FIG. 1 also shows a pump 14 and an optional heater 15, whose purposes are described below.
FIG. 2 shows in some detail the structure at the lower end of the riser 4. The riser itself is of tubular construction. Mounted within the riser 4, for example centrally, by means of a packer 10, which is operable for forming a seal with the riser wall, is a hydraulic submersible pump or HSP 11, having an inlet 11 1 for receiving production fluid in the flowline to be pumped, and a pumped production fluid outlet 11 2 in the form of a plurality of exit openings arranged circumferentially around the HSP 11, discharging into the riser 4 at the opposite side of the packer 10 to the fluid entry point. The pump also has a hydraulic fluid inlet 11 3 and a hydraulic fluid outlet 11 4 or 11′4. The packer 10 is sealed to the riser wall, by means of an inflatable seal 10 a of the packer 10, shown diagrammatically in FIG. 2. In this case, hydraulic fluid is supplied to the seal 10 a along an umbilical or inflation line 100, to inflate the seal and cause it to sealingly engage the inside of the riser wall. Alternatively, suitable-ducting with control valves or a retrievable internal diverter in the supply pipe 12 may be provided between the HSP 11 and the inflatable seal 10 a, so that hydraulic fluid from the pump may be used to inflate the seal. In both cases, the seal 10 a may be deflated, to break the seal with the riser wall, by releasing the hydraulic pressure acting on the inflatable seal 10 a.
 In another form, the seal may be mechanically operated or electro-mechanically operated. Various forms of seal which would be suitable for the intended purpose are known to those skilled in the art. By way of example, one such seal would be in the form of a sealing member operative (for example by a biasing or latching action) to sealingly engage in a groove formed in the riser inner wall surface. In this example, a groove would need to be provided at each location in which the seal is to be made operative.
※ ※ ※
WHAT IS REQUIRED >>
Copy the passage on the riser pump arrangement verbatim, starting at "In another form, the" and ending at "be made operative.".

MATERIAL >>
※ ※ ※
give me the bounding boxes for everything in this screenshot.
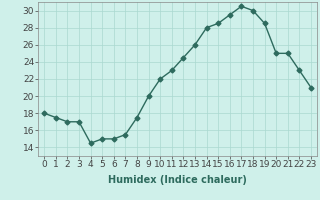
X-axis label: Humidex (Indice chaleur): Humidex (Indice chaleur) — [108, 175, 247, 185]
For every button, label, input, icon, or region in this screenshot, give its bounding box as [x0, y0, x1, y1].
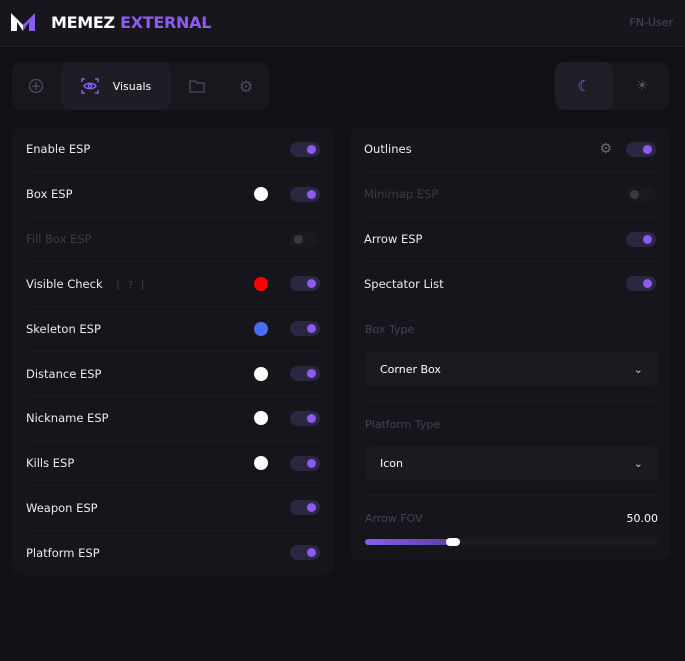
※ ※ ※
ANSWER TO THIS PROBLEM >>
In another form, the seal may be mechanically operated or electro-mechanically operated. Various forms of seal which would be suitable for the intended purpose are known to those skilled in the art. By way of example, one such seal would be in the form of a sealing member operative (for example by a biasing or latching action) to sealingly engage in a groove formed in the riser inner wall surface. In this example, a groove would need to be provided at each location in which the seal is to be made operative.